*What to produce*: Select, from the material below, each line with "color" in it.

=-=-=

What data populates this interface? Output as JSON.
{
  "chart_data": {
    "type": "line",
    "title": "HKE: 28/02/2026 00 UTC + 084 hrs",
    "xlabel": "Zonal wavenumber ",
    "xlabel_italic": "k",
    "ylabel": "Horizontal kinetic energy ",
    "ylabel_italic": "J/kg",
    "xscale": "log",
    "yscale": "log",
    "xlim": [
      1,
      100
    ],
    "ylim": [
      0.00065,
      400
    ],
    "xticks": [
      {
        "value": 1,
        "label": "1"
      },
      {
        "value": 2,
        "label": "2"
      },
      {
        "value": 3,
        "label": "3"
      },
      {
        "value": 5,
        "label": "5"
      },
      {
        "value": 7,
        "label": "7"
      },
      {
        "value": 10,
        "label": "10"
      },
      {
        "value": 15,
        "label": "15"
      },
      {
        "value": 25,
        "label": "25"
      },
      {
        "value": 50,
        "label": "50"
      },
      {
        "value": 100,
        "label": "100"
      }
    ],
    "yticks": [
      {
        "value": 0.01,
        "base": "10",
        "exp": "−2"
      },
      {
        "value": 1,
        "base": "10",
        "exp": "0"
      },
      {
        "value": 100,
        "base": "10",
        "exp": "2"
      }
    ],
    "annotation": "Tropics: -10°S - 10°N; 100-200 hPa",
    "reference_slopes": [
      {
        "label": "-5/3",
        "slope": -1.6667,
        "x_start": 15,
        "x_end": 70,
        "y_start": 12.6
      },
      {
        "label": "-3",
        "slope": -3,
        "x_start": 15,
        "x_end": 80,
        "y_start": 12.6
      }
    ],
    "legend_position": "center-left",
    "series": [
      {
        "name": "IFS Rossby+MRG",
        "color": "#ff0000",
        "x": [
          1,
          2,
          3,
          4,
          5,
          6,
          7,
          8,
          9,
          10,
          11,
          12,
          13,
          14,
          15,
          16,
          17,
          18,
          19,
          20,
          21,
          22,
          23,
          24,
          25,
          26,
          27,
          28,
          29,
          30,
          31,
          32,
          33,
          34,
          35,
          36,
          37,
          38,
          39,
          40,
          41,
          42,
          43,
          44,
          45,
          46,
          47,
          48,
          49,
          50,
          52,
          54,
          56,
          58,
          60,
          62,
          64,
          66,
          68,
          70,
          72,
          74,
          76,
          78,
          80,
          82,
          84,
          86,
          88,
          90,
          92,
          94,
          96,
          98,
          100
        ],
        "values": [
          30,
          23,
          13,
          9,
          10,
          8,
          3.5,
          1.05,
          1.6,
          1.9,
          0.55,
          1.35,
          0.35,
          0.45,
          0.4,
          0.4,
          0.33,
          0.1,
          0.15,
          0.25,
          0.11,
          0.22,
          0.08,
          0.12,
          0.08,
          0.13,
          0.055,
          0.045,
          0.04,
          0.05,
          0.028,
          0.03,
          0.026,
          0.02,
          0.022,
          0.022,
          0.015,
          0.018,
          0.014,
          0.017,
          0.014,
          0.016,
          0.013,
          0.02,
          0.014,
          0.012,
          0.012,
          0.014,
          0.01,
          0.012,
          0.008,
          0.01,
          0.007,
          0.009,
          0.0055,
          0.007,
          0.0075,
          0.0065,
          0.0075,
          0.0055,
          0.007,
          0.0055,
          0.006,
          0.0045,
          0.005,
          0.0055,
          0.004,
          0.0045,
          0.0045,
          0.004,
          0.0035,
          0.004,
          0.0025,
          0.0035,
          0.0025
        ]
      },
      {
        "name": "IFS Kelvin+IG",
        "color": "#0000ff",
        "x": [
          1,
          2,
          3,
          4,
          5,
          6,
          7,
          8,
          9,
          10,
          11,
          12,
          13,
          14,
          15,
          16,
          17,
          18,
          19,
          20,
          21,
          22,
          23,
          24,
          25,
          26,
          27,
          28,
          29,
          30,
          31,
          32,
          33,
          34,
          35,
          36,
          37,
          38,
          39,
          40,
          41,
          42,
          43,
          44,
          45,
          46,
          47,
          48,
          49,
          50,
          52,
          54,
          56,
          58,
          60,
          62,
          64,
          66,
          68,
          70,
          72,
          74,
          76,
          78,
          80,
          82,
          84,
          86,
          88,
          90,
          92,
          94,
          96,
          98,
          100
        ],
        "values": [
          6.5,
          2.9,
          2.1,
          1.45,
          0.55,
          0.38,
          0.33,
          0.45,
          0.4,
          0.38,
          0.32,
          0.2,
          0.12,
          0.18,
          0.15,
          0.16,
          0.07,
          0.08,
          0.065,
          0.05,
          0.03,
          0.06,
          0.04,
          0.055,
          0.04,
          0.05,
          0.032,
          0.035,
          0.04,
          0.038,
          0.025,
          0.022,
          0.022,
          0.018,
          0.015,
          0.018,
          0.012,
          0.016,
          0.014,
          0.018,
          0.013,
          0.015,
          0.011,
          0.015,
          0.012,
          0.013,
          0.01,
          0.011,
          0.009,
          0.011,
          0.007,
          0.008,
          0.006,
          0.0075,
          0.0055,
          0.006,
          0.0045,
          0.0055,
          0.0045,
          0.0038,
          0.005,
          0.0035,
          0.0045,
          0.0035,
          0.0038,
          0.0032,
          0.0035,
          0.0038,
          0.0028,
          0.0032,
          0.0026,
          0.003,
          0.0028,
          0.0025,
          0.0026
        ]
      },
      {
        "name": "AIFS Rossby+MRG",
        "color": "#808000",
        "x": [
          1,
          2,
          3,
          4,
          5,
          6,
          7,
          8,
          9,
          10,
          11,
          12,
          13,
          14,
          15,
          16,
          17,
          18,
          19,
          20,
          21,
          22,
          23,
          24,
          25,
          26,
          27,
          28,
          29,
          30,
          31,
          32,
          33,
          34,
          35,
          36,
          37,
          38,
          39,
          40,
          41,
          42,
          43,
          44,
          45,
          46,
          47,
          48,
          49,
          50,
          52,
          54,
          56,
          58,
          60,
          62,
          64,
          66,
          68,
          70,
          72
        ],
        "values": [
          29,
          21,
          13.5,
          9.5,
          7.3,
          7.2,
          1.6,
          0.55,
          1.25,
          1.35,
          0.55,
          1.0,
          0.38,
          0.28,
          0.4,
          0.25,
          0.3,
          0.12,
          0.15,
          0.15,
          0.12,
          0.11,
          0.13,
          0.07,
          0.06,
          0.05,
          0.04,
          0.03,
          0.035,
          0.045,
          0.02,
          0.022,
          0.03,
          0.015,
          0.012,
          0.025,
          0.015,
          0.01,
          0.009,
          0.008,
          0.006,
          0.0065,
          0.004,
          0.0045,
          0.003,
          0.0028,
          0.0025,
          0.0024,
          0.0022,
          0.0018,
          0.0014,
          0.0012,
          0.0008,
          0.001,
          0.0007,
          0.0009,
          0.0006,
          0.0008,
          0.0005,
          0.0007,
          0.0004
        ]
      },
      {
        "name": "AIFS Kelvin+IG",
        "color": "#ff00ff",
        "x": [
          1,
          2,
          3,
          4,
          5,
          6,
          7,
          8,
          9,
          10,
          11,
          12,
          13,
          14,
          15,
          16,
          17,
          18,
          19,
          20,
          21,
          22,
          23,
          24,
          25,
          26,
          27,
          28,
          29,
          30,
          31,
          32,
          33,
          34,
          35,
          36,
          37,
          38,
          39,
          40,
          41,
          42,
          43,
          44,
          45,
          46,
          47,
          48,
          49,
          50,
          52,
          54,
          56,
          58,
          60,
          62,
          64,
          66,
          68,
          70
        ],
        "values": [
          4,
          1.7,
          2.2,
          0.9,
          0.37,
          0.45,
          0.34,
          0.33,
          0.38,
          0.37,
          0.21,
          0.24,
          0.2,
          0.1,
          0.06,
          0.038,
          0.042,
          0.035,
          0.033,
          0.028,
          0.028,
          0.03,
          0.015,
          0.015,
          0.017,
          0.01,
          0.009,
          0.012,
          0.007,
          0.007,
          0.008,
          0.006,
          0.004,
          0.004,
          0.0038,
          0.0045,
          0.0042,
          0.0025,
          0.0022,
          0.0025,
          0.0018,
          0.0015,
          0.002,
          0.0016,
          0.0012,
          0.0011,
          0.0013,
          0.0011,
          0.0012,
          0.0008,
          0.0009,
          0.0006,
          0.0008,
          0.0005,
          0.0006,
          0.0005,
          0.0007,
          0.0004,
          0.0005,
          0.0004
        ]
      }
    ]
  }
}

=-=-=

*Final result*:
        "color": "#ff0000",
        "color": "#0000ff",
        "color": "#808000",
        "color": "#ff00ff",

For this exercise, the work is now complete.